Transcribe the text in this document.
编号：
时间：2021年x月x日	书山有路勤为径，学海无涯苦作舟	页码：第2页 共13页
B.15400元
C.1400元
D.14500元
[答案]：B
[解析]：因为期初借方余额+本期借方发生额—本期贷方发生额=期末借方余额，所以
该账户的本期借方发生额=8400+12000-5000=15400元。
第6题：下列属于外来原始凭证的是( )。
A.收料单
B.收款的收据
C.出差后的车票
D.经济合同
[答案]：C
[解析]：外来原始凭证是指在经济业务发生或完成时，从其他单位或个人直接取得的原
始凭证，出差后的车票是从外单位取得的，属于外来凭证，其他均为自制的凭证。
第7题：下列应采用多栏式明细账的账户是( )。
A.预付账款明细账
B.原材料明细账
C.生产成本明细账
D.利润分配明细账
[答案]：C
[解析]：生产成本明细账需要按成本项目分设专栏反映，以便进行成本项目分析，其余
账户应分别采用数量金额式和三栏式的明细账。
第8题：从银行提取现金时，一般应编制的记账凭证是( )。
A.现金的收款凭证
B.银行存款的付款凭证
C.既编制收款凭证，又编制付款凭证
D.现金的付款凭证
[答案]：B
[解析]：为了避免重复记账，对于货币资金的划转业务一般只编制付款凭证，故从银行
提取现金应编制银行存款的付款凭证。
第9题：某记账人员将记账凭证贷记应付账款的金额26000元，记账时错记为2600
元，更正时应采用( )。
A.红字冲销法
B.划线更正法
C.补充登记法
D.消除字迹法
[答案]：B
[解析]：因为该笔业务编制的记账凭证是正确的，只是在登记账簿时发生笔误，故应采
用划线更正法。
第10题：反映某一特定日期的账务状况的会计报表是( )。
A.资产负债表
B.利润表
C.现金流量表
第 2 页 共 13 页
.....
*WHAT YOU WILL DO*.
Transcribe the material above in its entirety. Match it exactly.

*TASK RESULT*.
Transcribe the text in this document.
编号：
时间：2021年x月x日	书山有路勤为径，学海无涯苦作舟	页码：第2页 共13页
B.15400元
C.1400元
D.14500元
[答案]：B
[解析]：因为期初借方余额+本期借方发生额—本期贷方发生额=期末借方余额，所以
该账户的本期借方发生额=8400+12000-5000=15400元。
第6题：下列属于外来原始凭证的是( )。
A.收料单
B.收款的收据
C.出差后的车票
D.经济合同
[答案]：C
[解析]：外来原始凭证是指在经济业务发生或完成时，从其他单位或个人直接取得的原
始凭证，出差后的车票是从外单位取得的，属于外来凭证，其他均为自制的凭证。
第7题：下列应采用多栏式明细账的账户是( )。
A.预付账款明细账
B.原材料明细账
C.生产成本明细账
D.利润分配明细账
[答案]：C
[解析]：生产成本明细账需要按成本项目分设专栏反映，以便进行成本项目分析，其余
账户应分别采用数量金额式和三栏式的明细账。
第8题：从银行提取现金时，一般应编制的记账凭证是( )。
A.现金的收款凭证
B.银行存款的付款凭证
C.既编制收款凭证，又编制付款凭证
D.现金的付款凭证
[答案]：B
[解析]：为了避免重复记账，对于货币资金的划转业务一般只编制付款凭证，故从银行
提取现金应编制银行存款的付款凭证。
第9题：某记账人员将记账凭证贷记应付账款的金额26000元，记账时错记为2600
元，更正时应采用( )。
A.红字冲销法
B.划线更正法
C.补充登记法
D.消除字迹法
[答案]：B
[解析]：因为该笔业务编制的记账凭证是正确的，只是在登记账簿时发生笔误，故应采
用划线更正法。
第10题：反映某一特定日期的账务状况的会计报表是( )。
A.资产负债表
B.利润表
C.现金流量表
第 2 页 共 13 页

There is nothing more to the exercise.